[Start of DATASET EXTRACT]

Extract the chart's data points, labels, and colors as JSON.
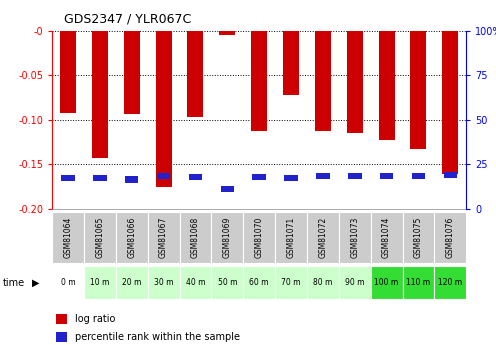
{
  "title": "GDS2347 / YLR067C",
  "samples": [
    "GSM81064",
    "GSM81065",
    "GSM81066",
    "GSM81067",
    "GSM81068",
    "GSM81069",
    "GSM81070",
    "GSM81071",
    "GSM81072",
    "GSM81073",
    "GSM81074",
    "GSM81075",
    "GSM81076"
  ],
  "time_labels": [
    "0 m",
    "10 m",
    "20 m",
    "30 m",
    "40 m",
    "50 m",
    "60 m",
    "70 m",
    "80 m",
    "90 m",
    "100 m",
    "110 m",
    "120 m"
  ],
  "log_ratio": [
    -0.092,
    -0.143,
    -0.093,
    -0.175,
    -0.097,
    -0.005,
    -0.112,
    -0.072,
    -0.112,
    -0.115,
    -0.123,
    -0.133,
    -0.161
  ],
  "percentile_rank_pct": [
    17.5,
    17.5,
    16.5,
    18.5,
    17.8,
    11.3,
    17.8,
    17.5,
    18.2,
    18.2,
    18.5,
    18.5,
    19.0
  ],
  "bar_color": "#cc0000",
  "blue_color": "#2222cc",
  "ylim_left": [
    -0.2,
    0.0
  ],
  "ylim_right": [
    0,
    100
  ],
  "yticks_left": [
    0.0,
    -0.05,
    -0.1,
    -0.15,
    -0.2
  ],
  "yticks_right": [
    0,
    25,
    50,
    75,
    100
  ],
  "time_bg_colors": [
    "#ffffff",
    "#ccffcc",
    "#ccffcc",
    "#ccffcc",
    "#ccffcc",
    "#ccffcc",
    "#ccffcc",
    "#ccffcc",
    "#ccffcc",
    "#ccffcc",
    "#33dd33",
    "#33dd33",
    "#33dd33"
  ],
  "sample_bg_color": "#cccccc",
  "fig_bg": "#ffffff",
  "bar_width": 0.5
}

[End of DATASET EXTRACT]

### WHAT YOU ARE ASKED TO DO
Extract the text of all the records above verbatim, excluding pictures.

### COMPLETE RESPONSE
Extract the chart's data points, labels, and colors as JSON.
{
  "title": "GDS2347 / YLR067C",
  "samples": [
    "GSM81064",
    "GSM81065",
    "GSM81066",
    "GSM81067",
    "GSM81068",
    "GSM81069",
    "GSM81070",
    "GSM81071",
    "GSM81072",
    "GSM81073",
    "GSM81074",
    "GSM81075",
    "GSM81076"
  ],
  "time_labels": [
    "0 m",
    "10 m",
    "20 m",
    "30 m",
    "40 m",
    "50 m",
    "60 m",
    "70 m",
    "80 m",
    "90 m",
    "100 m",
    "110 m",
    "120 m"
  ],
  "log_ratio": [
    -0.092,
    -0.143,
    -0.093,
    -0.175,
    -0.097,
    -0.005,
    -0.112,
    -0.072,
    -0.112,
    -0.115,
    -0.123,
    -0.133,
    -0.161
  ],
  "percentile_rank_pct": [
    17.5,
    17.5,
    16.5,
    18.5,
    17.8,
    11.3,
    17.8,
    17.5,
    18.2,
    18.2,
    18.5,
    18.5,
    19.0
  ],
  "bar_color": "#cc0000",
  "blue_color": "#2222cc",
  "ylim_left": [
    -0.2,
    0.0
  ],
  "ylim_right": [
    0,
    100
  ],
  "yticks_left": [
    0.0,
    -0.05,
    -0.1,
    -0.15,
    -0.2
  ],
  "yticks_right": [
    0,
    25,
    50,
    75,
    100
  ],
  "time_bg_colors": [
    "#ffffff",
    "#ccffcc",
    "#ccffcc",
    "#ccffcc",
    "#ccffcc",
    "#ccffcc",
    "#ccffcc",
    "#ccffcc",
    "#ccffcc",
    "#ccffcc",
    "#33dd33",
    "#33dd33",
    "#33dd33"
  ],
  "sample_bg_color": "#cccccc",
  "fig_bg": "#ffffff",
  "bar_width": 0.5
}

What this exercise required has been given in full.